What needs to be done: Reproduce each line bearing the word "coordinate".

====

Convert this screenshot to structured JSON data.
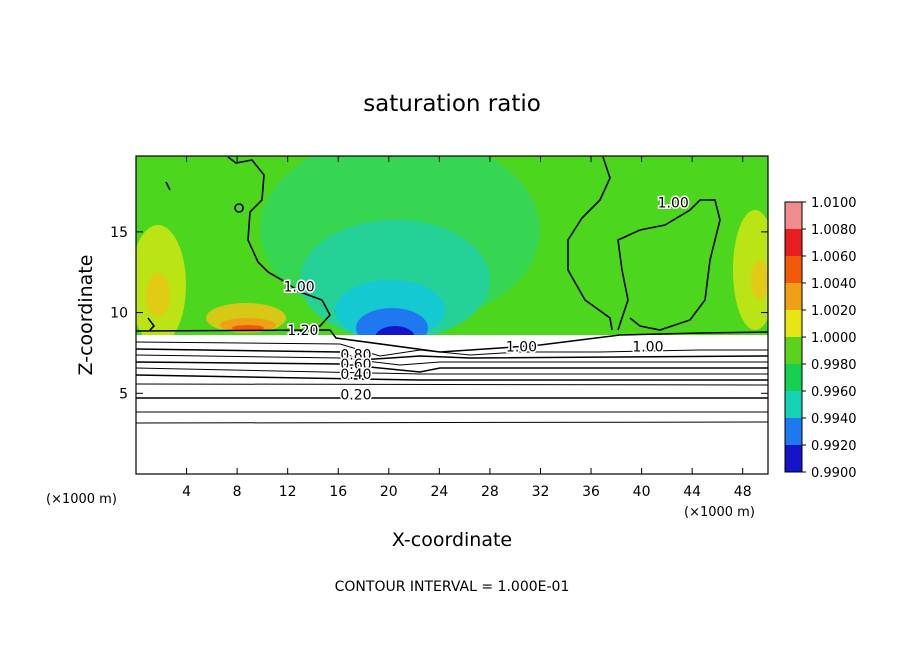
{
  "chart_data": {
    "type": "heatmap",
    "title": "saturation ratio",
    "xlabel": "X-coordinate",
    "ylabel": "Z-coordinate",
    "x_unit_label": "(×1000 m)",
    "x_ticks": [
      4,
      8,
      12,
      16,
      20,
      24,
      28,
      32,
      36,
      40,
      44,
      48
    ],
    "y_ticks": [
      5,
      10,
      15
    ],
    "xlim": [
      0,
      50
    ],
    "ylim": [
      0,
      19.7
    ],
    "colorbar": {
      "levels": [
        "1.0100",
        "1.0080",
        "1.0060",
        "1.0040",
        "1.0020",
        "1.0000",
        "0.9980",
        "0.9960",
        "0.9940",
        "0.9920",
        "0.9900"
      ],
      "colors": [
        "#f08c8c",
        "#e81e1e",
        "#f05a0a",
        "#f0a014",
        "#e6e614",
        "#5ad21e",
        "#14d250",
        "#14d2b4",
        "#1e78f0",
        "#1414c8",
        "#6e14a0"
      ]
    },
    "contour_labels": [
      {
        "text": "1.00",
        "x": 12.9,
        "y": 11.3
      },
      {
        "text": "1.00",
        "x": 42.5,
        "y": 16.5
      },
      {
        "text": "1.20",
        "x": 13.2,
        "y": 8.6
      },
      {
        "text": "0.80",
        "x": 17.4,
        "y": 7.1
      },
      {
        "text": "0.60",
        "x": 17.4,
        "y": 6.5
      },
      {
        "text": "0.40",
        "x": 17.4,
        "y": 5.9
      },
      {
        "text": "0.20",
        "x": 17.4,
        "y": 4.6
      },
      {
        "text": "1.00",
        "x": 30.5,
        "y": 7.6
      },
      {
        "text": "1.00",
        "x": 40.5,
        "y": 7.6
      }
    ],
    "contour_interval_text": "CONTOUR INTERVAL = 1.000E-01"
  }
}
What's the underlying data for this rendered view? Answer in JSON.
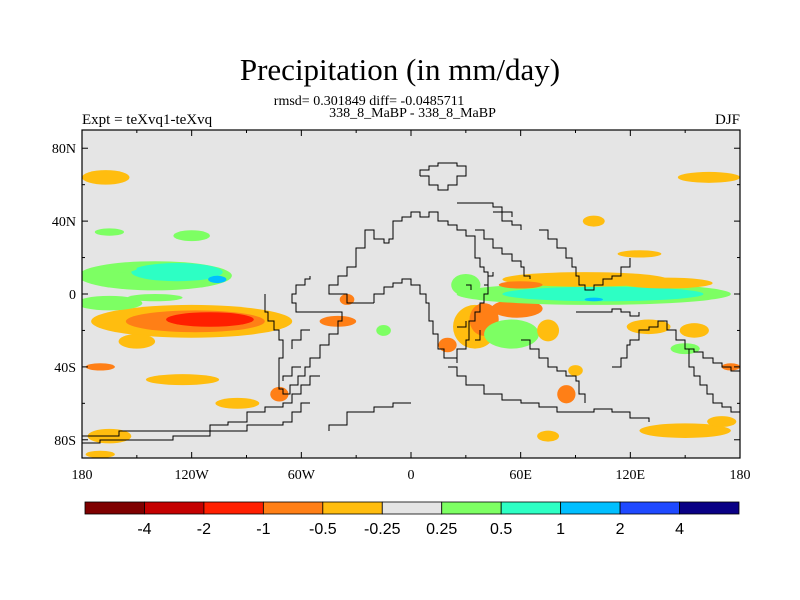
{
  "chart_data": {
    "type": "heatmap",
    "title": "Precipitation (in mm/day)",
    "stats_line": "rmsd= 0.301849 diff= -0.0485711",
    "runs_line": "338_8_MaBP - 338_8_MaBP",
    "left_label": "Expt = teXvq1-teXvq",
    "right_label": "DJF",
    "xlim": [
      -180,
      180
    ],
    "ylim": [
      -90,
      90
    ],
    "x_ticks": [
      {
        "value": -180,
        "label": "180"
      },
      {
        "value": -120,
        "label": "120W"
      },
      {
        "value": -60,
        "label": "60W"
      },
      {
        "value": 0,
        "label": "0"
      },
      {
        "value": 60,
        "label": "60E"
      },
      {
        "value": 120,
        "label": "120E"
      },
      {
        "value": 180,
        "label": "180"
      }
    ],
    "y_ticks": [
      {
        "value": 80,
        "label": "80N"
      },
      {
        "value": 40,
        "label": "40N"
      },
      {
        "value": 0,
        "label": "0"
      },
      {
        "value": -40,
        "label": "40S"
      },
      {
        "value": -80,
        "label": "80S"
      }
    ],
    "colorbar": {
      "colors": [
        "#7f0000",
        "#c40000",
        "#ff1f00",
        "#ff7f16",
        "#ffbd0f",
        "#e5e5e5",
        "#7dff63",
        "#2dffc4",
        "#00bfff",
        "#1f49ff",
        "#0a0085"
      ],
      "labels": [
        "-4",
        "-2",
        "-1",
        "-0.5",
        "-0.25",
        "0.25",
        "0.5",
        "1",
        "2",
        "4"
      ]
    },
    "background_color": "#e5e5e5",
    "anomaly_patches": [
      {
        "lon": -167,
        "lat": 64,
        "rx": 13,
        "ry": 4,
        "cls": 4
      },
      {
        "lon": 163,
        "lat": 64,
        "rx": 17,
        "ry": 3,
        "cls": 4
      },
      {
        "lon": -165,
        "lat": 34,
        "rx": 8,
        "ry": 2,
        "cls": 6
      },
      {
        "lon": -120,
        "lat": 32,
        "rx": 10,
        "ry": 3,
        "cls": 6
      },
      {
        "lon": 100,
        "lat": 40,
        "rx": 6,
        "ry": 3,
        "cls": 4
      },
      {
        "lon": 125,
        "lat": 22,
        "rx": 12,
        "ry": 2,
        "cls": 4
      },
      {
        "lon": -140,
        "lat": 10,
        "rx": 42,
        "ry": 8,
        "cls": 6
      },
      {
        "lon": -128,
        "lat": 12,
        "rx": 25,
        "ry": 5,
        "cls": 7
      },
      {
        "lon": -106,
        "lat": 8,
        "rx": 5,
        "ry": 2,
        "cls": 8
      },
      {
        "lon": -158,
        "lat": 14,
        "rx": 8,
        "ry": 2,
        "cls": 6
      },
      {
        "lon": -120,
        "lat": -15,
        "rx": 55,
        "ry": 9,
        "cls": 4
      },
      {
        "lon": -118,
        "lat": -15,
        "rx": 38,
        "ry": 6,
        "cls": 3
      },
      {
        "lon": -110,
        "lat": -14,
        "rx": 24,
        "ry": 4,
        "cls": 2
      },
      {
        "lon": -165,
        "lat": -5,
        "rx": 18,
        "ry": 4,
        "cls": 6
      },
      {
        "lon": -140,
        "lat": -2,
        "rx": 15,
        "ry": 2,
        "cls": 6
      },
      {
        "lon": -150,
        "lat": -26,
        "rx": 10,
        "ry": 4,
        "cls": 4
      },
      {
        "lon": -170,
        "lat": -40,
        "rx": 8,
        "ry": 2,
        "cls": 3
      },
      {
        "lon": -125,
        "lat": -47,
        "rx": 20,
        "ry": 3,
        "cls": 4
      },
      {
        "lon": -95,
        "lat": -60,
        "rx": 12,
        "ry": 3,
        "cls": 4
      },
      {
        "lon": -72,
        "lat": -55,
        "rx": 5,
        "ry": 4,
        "cls": 3
      },
      {
        "lon": -40,
        "lat": -15,
        "rx": 10,
        "ry": 3,
        "cls": 3
      },
      {
        "lon": -35,
        "lat": -3,
        "rx": 4,
        "ry": 3,
        "cls": 3
      },
      {
        "lon": -15,
        "lat": -20,
        "rx": 4,
        "ry": 3,
        "cls": 6
      },
      {
        "lon": 30,
        "lat": 5,
        "rx": 8,
        "ry": 6,
        "cls": 6
      },
      {
        "lon": 35,
        "lat": -18,
        "rx": 12,
        "ry": 12,
        "cls": 4
      },
      {
        "lon": 40,
        "lat": -14,
        "rx": 8,
        "ry": 9,
        "cls": 3
      },
      {
        "lon": 20,
        "lat": -28,
        "rx": 5,
        "ry": 4,
        "cls": 3
      },
      {
        "lon": 58,
        "lat": -8,
        "rx": 14,
        "ry": 5,
        "cls": 3
      },
      {
        "lon": 55,
        "lat": -22,
        "rx": 15,
        "ry": 8,
        "cls": 6
      },
      {
        "lon": 75,
        "lat": -20,
        "rx": 6,
        "ry": 6,
        "cls": 4
      },
      {
        "lon": 100,
        "lat": 0,
        "rx": 75,
        "ry": 6,
        "cls": 6
      },
      {
        "lon": 105,
        "lat": 0,
        "rx": 55,
        "ry": 4,
        "cls": 7
      },
      {
        "lon": 100,
        "lat": -3,
        "rx": 5,
        "ry": 1,
        "cls": 8
      },
      {
        "lon": 95,
        "lat": 8,
        "rx": 45,
        "ry": 4,
        "cls": 4
      },
      {
        "lon": 60,
        "lat": 5,
        "rx": 12,
        "ry": 2,
        "cls": 3
      },
      {
        "lon": 140,
        "lat": 6,
        "rx": 25,
        "ry": 3,
        "cls": 4
      },
      {
        "lon": 130,
        "lat": -18,
        "rx": 12,
        "ry": 4,
        "cls": 4
      },
      {
        "lon": 155,
        "lat": -20,
        "rx": 8,
        "ry": 4,
        "cls": 4
      },
      {
        "lon": 150,
        "lat": -30,
        "rx": 8,
        "ry": 3,
        "cls": 6
      },
      {
        "lon": 175,
        "lat": -40,
        "rx": 5,
        "ry": 2,
        "cls": 3
      },
      {
        "lon": 90,
        "lat": -42,
        "rx": 4,
        "ry": 3,
        "cls": 4
      },
      {
        "lon": 85,
        "lat": -55,
        "rx": 5,
        "ry": 5,
        "cls": 3
      },
      {
        "lon": 150,
        "lat": -75,
        "rx": 25,
        "ry": 4,
        "cls": 4
      },
      {
        "lon": 170,
        "lat": -70,
        "rx": 8,
        "ry": 3,
        "cls": 4
      },
      {
        "lon": -165,
        "lat": -78,
        "rx": 12,
        "ry": 4,
        "cls": 4
      },
      {
        "lon": -170,
        "lat": -88,
        "rx": 8,
        "ry": 2,
        "cls": 4
      },
      {
        "lon": 75,
        "lat": -78,
        "rx": 6,
        "ry": 3,
        "cls": 4
      }
    ],
    "coastlines": [
      [
        [
          -20,
          -5
        ],
        [
          -35,
          -5
        ],
        [
          -35,
          0
        ],
        [
          -45,
          0
        ],
        [
          -45,
          5
        ],
        [
          -40,
          10
        ],
        [
          -35,
          15
        ],
        [
          -30,
          25
        ],
        [
          -25,
          35
        ],
        [
          -20,
          30
        ],
        [
          -15,
          28
        ],
        [
          -12,
          30
        ],
        [
          -10,
          40
        ],
        [
          -5,
          42
        ],
        [
          0,
          45
        ],
        [
          5,
          42
        ],
        [
          10,
          45
        ],
        [
          15,
          40
        ],
        [
          20,
          40
        ],
        [
          20,
          38
        ],
        [
          25,
          35
        ],
        [
          30,
          32
        ],
        [
          35,
          30
        ],
        [
          35,
          25
        ],
        [
          35,
          20
        ],
        [
          38,
          15
        ],
        [
          40,
          12
        ],
        [
          42,
          8
        ],
        [
          42,
          0
        ],
        [
          40,
          -5
        ],
        [
          38,
          -10
        ],
        [
          35,
          -15
        ],
        [
          32,
          -25
        ],
        [
          30,
          -30
        ],
        [
          25,
          -35
        ],
        [
          20,
          -35
        ],
        [
          18,
          -30
        ],
        [
          15,
          -22
        ],
        [
          12,
          -15
        ],
        [
          10,
          -5
        ],
        [
          8,
          0
        ],
        [
          5,
          5
        ],
        [
          0,
          8
        ],
        [
          -5,
          6
        ],
        [
          -10,
          4
        ],
        [
          -15,
          0
        ],
        [
          -20,
          -5
        ]
      ],
      [
        [
          -40,
          -10
        ],
        [
          -60,
          -10
        ],
        [
          -63,
          -5
        ],
        [
          -65,
          0
        ],
        [
          -63,
          5
        ],
        [
          -58,
          8
        ],
        [
          -55,
          10
        ]
      ],
      [
        [
          -40,
          -10
        ],
        [
          -38,
          -15
        ],
        [
          -40,
          -22
        ],
        [
          -45,
          -28
        ],
        [
          -50,
          -35
        ],
        [
          -55,
          -40
        ],
        [
          -58,
          -45
        ],
        [
          -62,
          -50
        ],
        [
          -66,
          -55
        ],
        [
          -70,
          -52
        ],
        [
          -72,
          -45
        ],
        [
          -72,
          -35
        ],
        [
          -70,
          -25
        ],
        [
          -72,
          -20
        ],
        [
          -75,
          -15
        ],
        [
          -78,
          -10
        ],
        [
          -80,
          -5
        ],
        [
          -80,
          0
        ]
      ],
      [
        [
          -55,
          -20
        ],
        [
          -60,
          -25
        ],
        [
          -65,
          -30
        ]
      ],
      [
        [
          -50,
          -45
        ],
        [
          -55,
          -50
        ],
        [
          -60,
          -55
        ],
        [
          -65,
          -60
        ],
        [
          -70,
          -62
        ],
        [
          -80,
          -65
        ],
        [
          -90,
          -70
        ],
        [
          -100,
          -72
        ],
        [
          -110,
          -75
        ],
        [
          -120,
          -75
        ],
        [
          -140,
          -75
        ],
        [
          -160,
          -78
        ],
        [
          -180,
          -78
        ]
      ],
      [
        [
          -55,
          -60
        ],
        [
          -60,
          -65
        ],
        [
          -65,
          -70
        ],
        [
          -70,
          -72
        ],
        [
          -90,
          -75
        ],
        [
          -110,
          -78
        ],
        [
          -130,
          -80
        ],
        [
          -150,
          -80
        ],
        [
          -170,
          -82
        ],
        [
          -180,
          -82
        ]
      ],
      [
        [
          -60,
          -40
        ],
        [
          -65,
          -45
        ],
        [
          -70,
          -48
        ]
      ],
      [
        [
          0,
          -60
        ],
        [
          -10,
          -62
        ],
        [
          -20,
          -65
        ],
        [
          -35,
          -72
        ],
        [
          -45,
          -75
        ]
      ],
      [
        [
          5,
          65
        ],
        [
          10,
          60
        ],
        [
          15,
          57
        ],
        [
          20,
          60
        ],
        [
          25,
          65
        ],
        [
          30,
          70
        ],
        [
          25,
          72
        ],
        [
          15,
          70
        ],
        [
          10,
          68
        ],
        [
          5,
          65
        ]
      ],
      [
        [
          25,
          50
        ],
        [
          35,
          50
        ],
        [
          45,
          48
        ],
        [
          50,
          45
        ],
        [
          55,
          42
        ]
      ],
      [
        [
          35,
          35
        ],
        [
          40,
          30
        ],
        [
          45,
          25
        ],
        [
          50,
          22
        ],
        [
          55,
          18
        ],
        [
          60,
          15
        ],
        [
          62,
          10
        ],
        [
          65,
          8
        ]
      ],
      [
        [
          45,
          45
        ],
        [
          50,
          40
        ],
        [
          55,
          38
        ],
        [
          60,
          35
        ]
      ],
      [
        [
          70,
          35
        ],
        [
          75,
          30
        ],
        [
          80,
          25
        ],
        [
          85,
          20
        ],
        [
          88,
          15
        ],
        [
          90,
          10
        ],
        [
          92,
          5
        ],
        [
          95,
          2
        ],
        [
          100,
          5
        ],
        [
          105,
          8
        ],
        [
          110,
          10
        ],
        [
          115,
          15
        ],
        [
          120,
          20
        ]
      ],
      [
        [
          90,
          -10
        ],
        [
          100,
          -10
        ],
        [
          110,
          -8
        ],
        [
          115,
          -10
        ],
        [
          120,
          -12
        ],
        [
          125,
          -10
        ]
      ],
      [
        [
          25,
          -18
        ],
        [
          30,
          -15
        ]
      ],
      [
        [
          20,
          -35
        ],
        [
          25,
          -38
        ]
      ],
      [
        [
          35,
          -25
        ],
        [
          38,
          -20
        ]
      ],
      [
        [
          60,
          -25
        ],
        [
          65,
          -30
        ],
        [
          70,
          -35
        ],
        [
          75,
          -40
        ],
        [
          80,
          -42
        ],
        [
          85,
          -45
        ],
        [
          90,
          -48
        ],
        [
          92,
          -55
        ],
        [
          95,
          -60
        ]
      ],
      [
        [
          110,
          -40
        ],
        [
          115,
          -35
        ],
        [
          118,
          -28
        ],
        [
          120,
          -25
        ],
        [
          125,
          -20
        ],
        [
          130,
          -18
        ],
        [
          135,
          -15
        ],
        [
          140,
          -20
        ],
        [
          145,
          -25
        ],
        [
          150,
          -30
        ],
        [
          152,
          -40
        ],
        [
          155,
          -45
        ],
        [
          158,
          -50
        ],
        [
          162,
          -55
        ],
        [
          165,
          -60
        ],
        [
          170,
          -62
        ],
        [
          175,
          -65
        ],
        [
          180,
          -70
        ]
      ],
      [
        [
          150,
          -30
        ],
        [
          155,
          -32
        ],
        [
          160,
          -35
        ],
        [
          165,
          -38
        ],
        [
          170,
          -40
        ],
        [
          175,
          -42
        ],
        [
          180,
          -45
        ]
      ],
      [
        [
          20,
          -40
        ],
        [
          25,
          -45
        ],
        [
          30,
          -50
        ],
        [
          40,
          -55
        ],
        [
          50,
          -58
        ],
        [
          60,
          -60
        ],
        [
          70,
          -62
        ],
        [
          80,
          -65
        ],
        [
          90,
          -65
        ],
        [
          100,
          -63
        ],
        [
          110,
          -65
        ],
        [
          120,
          -68
        ],
        [
          130,
          -70
        ]
      ],
      [
        [
          40,
          5
        ],
        [
          42,
          10
        ],
        [
          45,
          12
        ]
      ],
      [
        [
          30,
          5
        ],
        [
          33,
          2
        ]
      ]
    ]
  }
}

====

Answer to the exercise:
    "xlabel": "X-coordinate",
    "ylabel": "Z-coordinate",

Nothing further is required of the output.